Transcribe the material verbatim in full; the pictures do not belong in the copy.

# Data listing
---

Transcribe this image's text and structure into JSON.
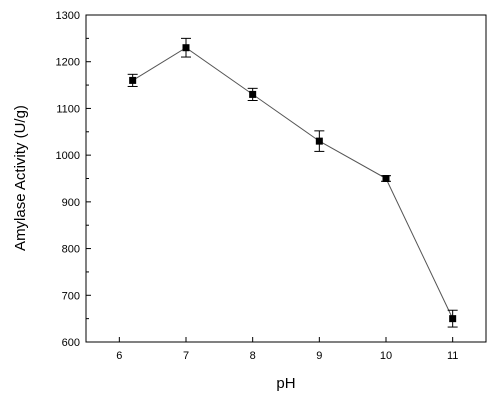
{
  "chart_data": {
    "type": "line",
    "xlabel": "pH",
    "ylabel": "Amylase Activity (U/g)",
    "xlim": [
      5.5,
      11.5
    ],
    "ylim": [
      600,
      1300
    ],
    "x_ticks": [
      6,
      7,
      8,
      9,
      10,
      11
    ],
    "y_ticks": [
      600,
      700,
      800,
      900,
      1000,
      1100,
      1200,
      1300
    ],
    "grid": false,
    "legend": "none",
    "series": [
      {
        "x": [
          6.2,
          7,
          8,
          9,
          10,
          11
        ],
        "y": [
          1160,
          1230,
          1130,
          1030,
          950,
          650
        ],
        "error": [
          13,
          20,
          13,
          22,
          6,
          18
        ],
        "marker": "square",
        "line_color": "#555555",
        "marker_color": "#000000"
      }
    ]
  }
}
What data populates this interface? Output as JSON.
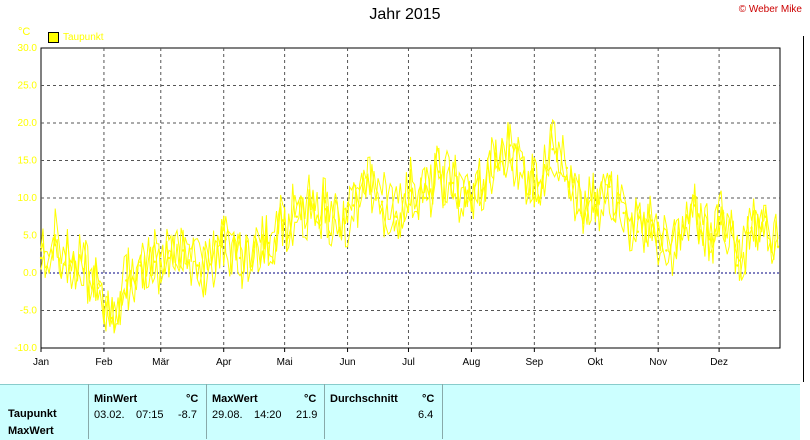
{
  "title": "Jahr 2015",
  "copyright": "© Weber Mike",
  "unit": "°C",
  "legend": {
    "label": "Taupunkt"
  },
  "chart_data": {
    "type": "line",
    "title": "Jahr 2015",
    "ylabel": "°C",
    "ylim": [
      -10,
      30
    ],
    "yticks": [
      "30.0",
      "25.0",
      "20.0",
      "15.0",
      "10.0",
      "5.0",
      "0.0",
      "-5.0",
      "-10.0"
    ],
    "xticks": [
      "Jan",
      "Feb",
      "Mär",
      "Apr",
      "Mai",
      "Jun",
      "Jul",
      "Aug",
      "Sep",
      "Okt",
      "Nov",
      "Dez"
    ],
    "grid": true,
    "legend_position": "top-left",
    "colors": {
      "series": "#ffff00",
      "plot_bg": "#ffffff",
      "grid": "#555555",
      "zero_line": "#000080"
    },
    "series": [
      {
        "name": "Taupunkt",
        "x_day": [
          1,
          8,
          15,
          22,
          29,
          36,
          43,
          50,
          57,
          64,
          71,
          78,
          85,
          92,
          99,
          106,
          113,
          120,
          127,
          134,
          141,
          148,
          155,
          162,
          169,
          176,
          183,
          190,
          197,
          204,
          211,
          218,
          225,
          232,
          239,
          246,
          253,
          260,
          267,
          274,
          281,
          288,
          295,
          302,
          309,
          316,
          323,
          330,
          337,
          344,
          351,
          358,
          364
        ],
        "values": [
          2.0,
          5.0,
          1.0,
          0.5,
          -2.0,
          -6.0,
          -1.0,
          1.0,
          1.5,
          2.0,
          3.0,
          1.0,
          2.0,
          4.5,
          2.0,
          3.5,
          4.0,
          7.0,
          7.5,
          9.0,
          8.5,
          6.0,
          9.0,
          12.5,
          9.5,
          7.5,
          11.0,
          10.0,
          13.5,
          12.0,
          9.5,
          11.0,
          15.0,
          17.0,
          13.5,
          12.0,
          16.5,
          14.0,
          8.0,
          9.0,
          11.5,
          8.0,
          5.5,
          7.0,
          3.0,
          5.0,
          9.0,
          4.5,
          8.0,
          1.0,
          6.0,
          7.5,
          3.5
        ]
      }
    ],
    "stats": {
      "row_labels": [
        "Taupunkt",
        "MaxWert"
      ],
      "min": {
        "header": "MinWert",
        "unit": "°C",
        "date": "03.02.",
        "time": "07:15",
        "value": "-8.7"
      },
      "max": {
        "header": "MaxWert",
        "unit": "°C",
        "date": "29.08.",
        "time": "14:20",
        "value": "21.9"
      },
      "avg": {
        "header": "Durchschnitt",
        "unit": "°C",
        "value": "6.4"
      }
    }
  }
}
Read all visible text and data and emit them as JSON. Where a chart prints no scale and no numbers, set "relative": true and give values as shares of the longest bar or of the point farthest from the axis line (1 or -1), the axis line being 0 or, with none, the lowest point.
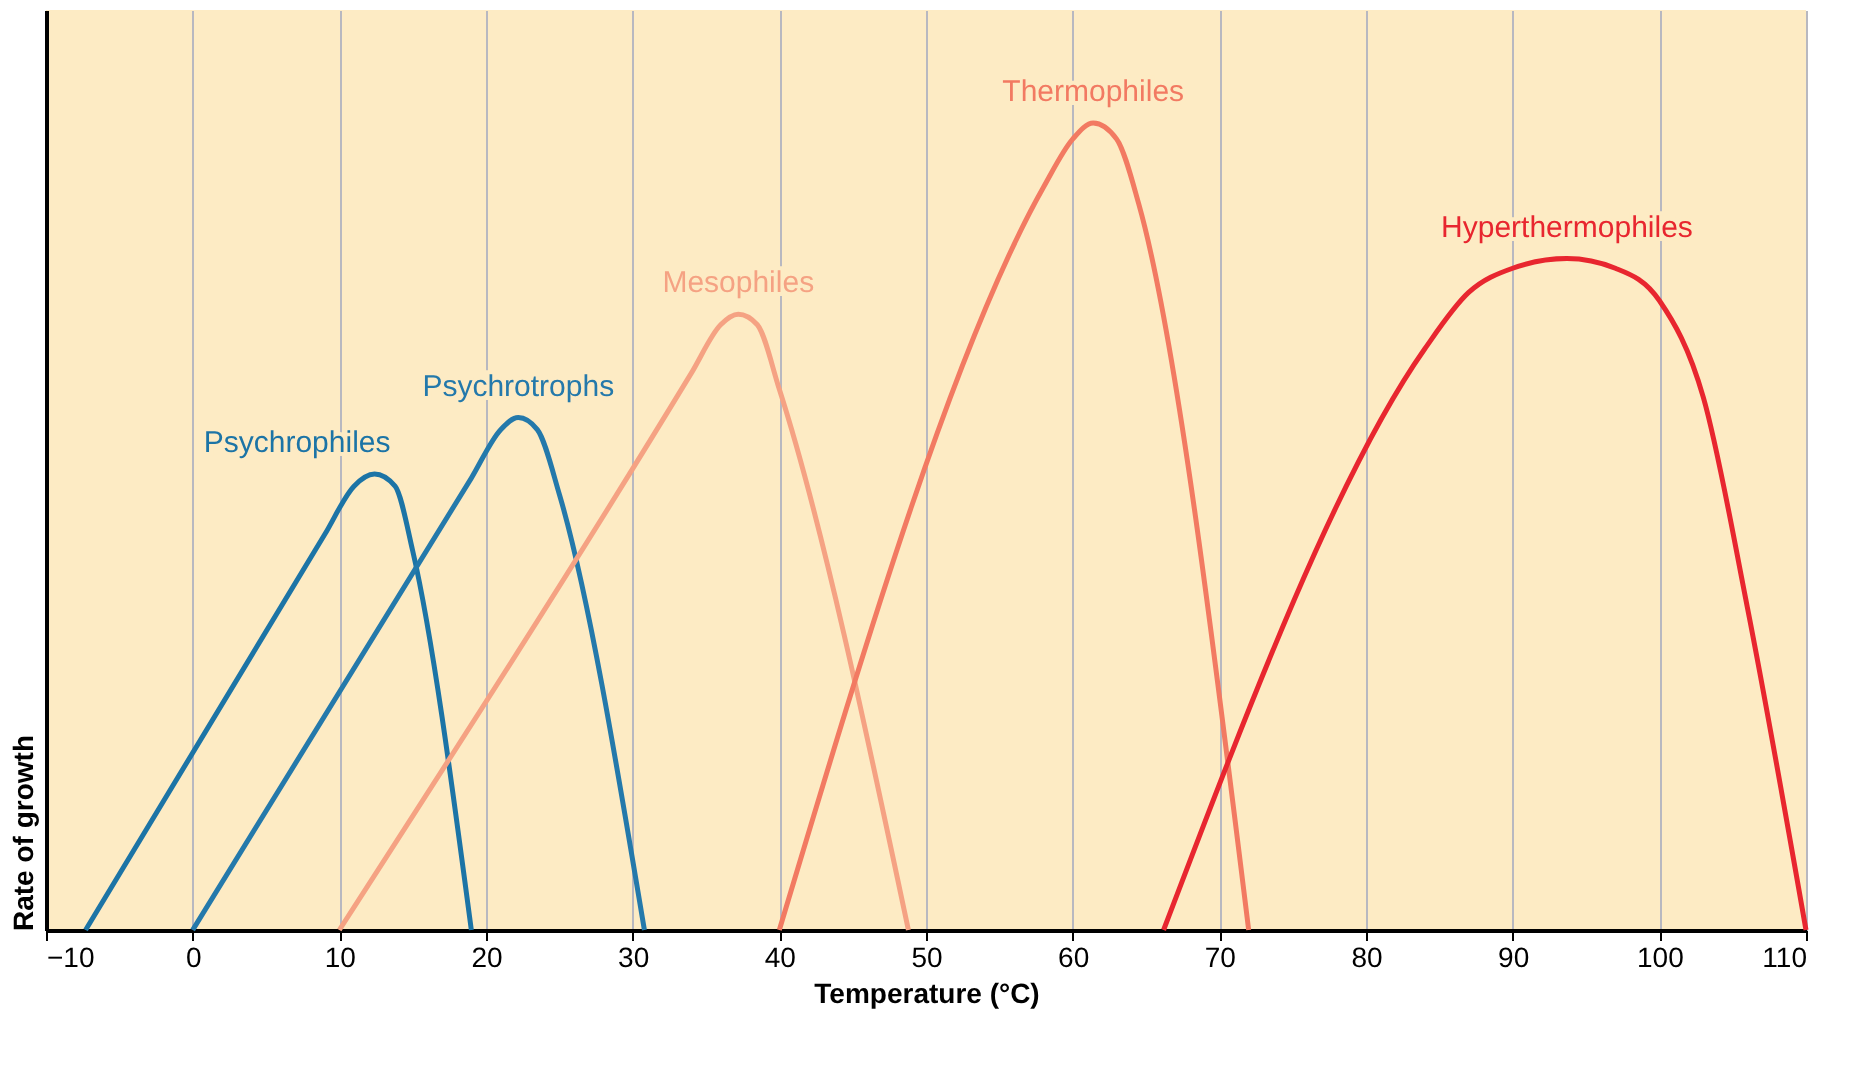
{
  "chart_data": {
    "type": "line",
    "relative": true,
    "xlabel": "Temperature (°C)",
    "ylabel": "Rate of growth",
    "xlim": [
      -10,
      110
    ],
    "xticks": [
      {
        "value": -10,
        "label": "−10"
      },
      0,
      10,
      20,
      30,
      40,
      50,
      60,
      70,
      80,
      90,
      100,
      110
    ],
    "grid": "x",
    "legend": false,
    "line_style": "solid",
    "marker": "none",
    "series": [
      {
        "name": "Psychrophiles",
        "color": "#1c74a6",
        "x": [
          -7.3,
          9,
          11,
          12.4,
          13.8,
          15,
          19
        ],
        "values": [
          0,
          0.49,
          0.55,
          0.565,
          0.55,
          0.47,
          0
        ]
      },
      {
        "name": "Psychrotrophs",
        "color": "#2479ab",
        "x": [
          0,
          19,
          21,
          22.2,
          23.5,
          25,
          30.8
        ],
        "values": [
          0,
          0.56,
          0.62,
          0.635,
          0.62,
          0.54,
          0
        ]
      },
      {
        "name": "Mesophiles",
        "color": "#f5a283",
        "x": [
          10,
          34,
          36,
          37.2,
          38.5,
          40,
          48.8
        ],
        "values": [
          0,
          0.69,
          0.75,
          0.763,
          0.75,
          0.67,
          0
        ]
      },
      {
        "name": "Thermophiles",
        "color": "#f27a62",
        "x": [
          40,
          58,
          60,
          61.4,
          63,
          64.5,
          72
        ],
        "values": [
          0,
          0.92,
          0.98,
          1.0,
          0.98,
          0.9,
          0
        ]
      },
      {
        "name": "Hyperthermophiles",
        "color": "#e8262f",
        "x": [
          66.2,
          84,
          87,
          90,
          93.7,
          97,
          100,
          103,
          106,
          110
        ],
        "values": [
          0,
          0.72,
          0.79,
          0.82,
          0.832,
          0.82,
          0.78,
          0.66,
          0.4,
          0
        ]
      }
    ]
  }
}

---

# Answer to this problem
Transcribe this image's text and structure into JSON.
{
  "chart_data": {
    "type": "line",
    "xlabel": "pH",
    "ylabel": "Amylase Activity (U/g)",
    "xlim": [
      5.5,
      11.5
    ],
    "ylim": [
      600,
      1300
    ],
    "x_ticks": [
      6,
      7,
      8,
      9,
      10,
      11
    ],
    "y_ticks": [
      600,
      700,
      800,
      900,
      1000,
      1100,
      1200,
      1300
    ],
    "grid": false,
    "legend": "none",
    "series": [
      {
        "x": [
          6.2,
          7,
          8,
          9,
          10,
          11
        ],
        "y": [
          1160,
          1230,
          1130,
          1030,
          950,
          650
        ],
        "error": [
          13,
          20,
          13,
          22,
          6,
          18
        ],
        "marker": "square",
        "line_color": "#555555",
        "marker_color": "#000000"
      }
    ]
  }
}
What data populates this interface? Output as JSON.
{
  "title": "Jahr 2015",
  "copyright": "© Weber Mike",
  "unit": "°C",
  "legend": {
    "label": "Taupunkt"
  },
  "chart_data": {
    "type": "line",
    "title": "Jahr 2015",
    "ylabel": "°C",
    "ylim": [
      -10,
      30
    ],
    "yticks": [
      "30.0",
      "25.0",
      "20.0",
      "15.0",
      "10.0",
      "5.0",
      "0.0",
      "-5.0",
      "-10.0"
    ],
    "xticks": [
      "Jan",
      "Feb",
      "Mär",
      "Apr",
      "Mai",
      "Jun",
      "Jul",
      "Aug",
      "Sep",
      "Okt",
      "Nov",
      "Dez"
    ],
    "grid": true,
    "legend_position": "top-left",
    "colors": {
      "series": "#ffff00",
      "plot_bg": "#ffffff",
      "grid": "#555555",
      "zero_line": "#000080"
    },
    "series": [
      {
        "name": "Taupunkt",
        "x_day": [
          1,
          8,
          15,
          22,
          29,
          36,
          43,
          50,
          57,
          64,
          71,
          78,
          85,
          92,
          99,
          106,
          113,
          120,
          127,
          134,
          141,
          148,
          155,
          162,
          169,
          176,
          183,
          190,
          197,
          204,
          211,
          218,
          225,
          232,
          239,
          246,
          253,
          260,
          267,
          274,
          281,
          288,
          295,
          302,
          309,
          316,
          323,
          330,
          337,
          344,
          351,
          358,
          364
        ],
        "values": [
          2.0,
          5.0,
          1.0,
          0.5,
          -2.0,
          -6.0,
          -1.0,
          1.0,
          1.5,
          2.0,
          3.0,
          1.0,
          2.0,
          4.5,
          2.0,
          3.5,
          4.0,
          7.0,
          7.5,
          9.0,
          8.5,
          6.0,
          9.0,
          12.5,
          9.5,
          7.5,
          11.0,
          10.0,
          13.5,
          12.0,
          9.5,
          11.0,
          15.0,
          17.0,
          13.5,
          12.0,
          16.5,
          14.0,
          8.0,
          9.0,
          11.5,
          8.0,
          5.5,
          7.0,
          3.0,
          5.0,
          9.0,
          4.5,
          8.0,
          1.0,
          6.0,
          7.5,
          3.5
        ]
      }
    ],
    "stats": {
      "row_labels": [
        "Taupunkt",
        "MaxWert"
      ],
      "min": {
        "header": "MinWert",
        "unit": "°C",
        "date": "03.02.",
        "time": "07:15",
        "value": "-8.7"
      },
      "max": {
        "header": "MaxWert",
        "unit": "°C",
        "date": "29.08.",
        "time": "14:20",
        "value": "21.9"
      },
      "avg": {
        "header": "Durchschnitt",
        "unit": "°C",
        "value": "6.4"
      }
    }
  }
}
Read all visible text and data and emit them as JSON. Where a chart prints no scale and no numbers, set "relative": true and give values as shares of the longest bar or of the point farthest from the axis line (1 or -1), the axis line being 0 or, with none, the lowest point.
{
  "chart_data": {
    "type": "line",
    "relative": true,
    "xlabel": "Temperature (°C)",
    "ylabel": "Rate of growth",
    "xlim": [
      -10,
      110
    ],
    "xticks": [
      {
        "value": -10,
        "label": "−10"
      },
      0,
      10,
      20,
      30,
      40,
      50,
      60,
      70,
      80,
      90,
      100,
      110
    ],
    "grid": "x",
    "legend": false,
    "line_style": "solid",
    "marker": "none",
    "series": [
      {
        "name": "Psychrophiles",
        "color": "#1c74a6",
        "x": [
          -7.3,
          9,
          11,
          12.4,
          13.8,
          15,
          19
        ],
        "values": [
          0,
          0.49,
          0.55,
          0.565,
          0.55,
          0.47,
          0
        ]
      },
      {
        "name": "Psychrotrophs",
        "color": "#2479ab",
        "x": [
          0,
          19,
          21,
          22.2,
          23.5,
          25,
          30.8
        ],
        "values": [
          0,
          0.56,
          0.62,
          0.635,
          0.62,
          0.54,
          0
        ]
      },
      {
        "name": "Mesophiles",
        "color": "#f5a283",
        "x": [
          10,
          34,
          36,
          37.2,
          38.5,
          40,
          48.8
        ],
        "values": [
          0,
          0.69,
          0.75,
          0.763,
          0.75,
          0.67,
          0
        ]
      },
      {
        "name": "Thermophiles",
        "color": "#f27a62",
        "x": [
          40,
          58,
          60,
          61.4,
          63,
          64.5,
          72
        ],
        "values": [
          0,
          0.92,
          0.98,
          1.0,
          0.98,
          0.9,
          0
        ]
      },
      {
        "name": "Hyperthermophiles",
        "color": "#e8262f",
        "x": [
          66.2,
          84,
          87,
          90,
          93.7,
          97,
          100,
          103,
          106,
          110
        ],
        "values": [
          0,
          0.72,
          0.79,
          0.82,
          0.832,
          0.82,
          0.78,
          0.66,
          0.4,
          0
        ]
      }
    ]
  }
}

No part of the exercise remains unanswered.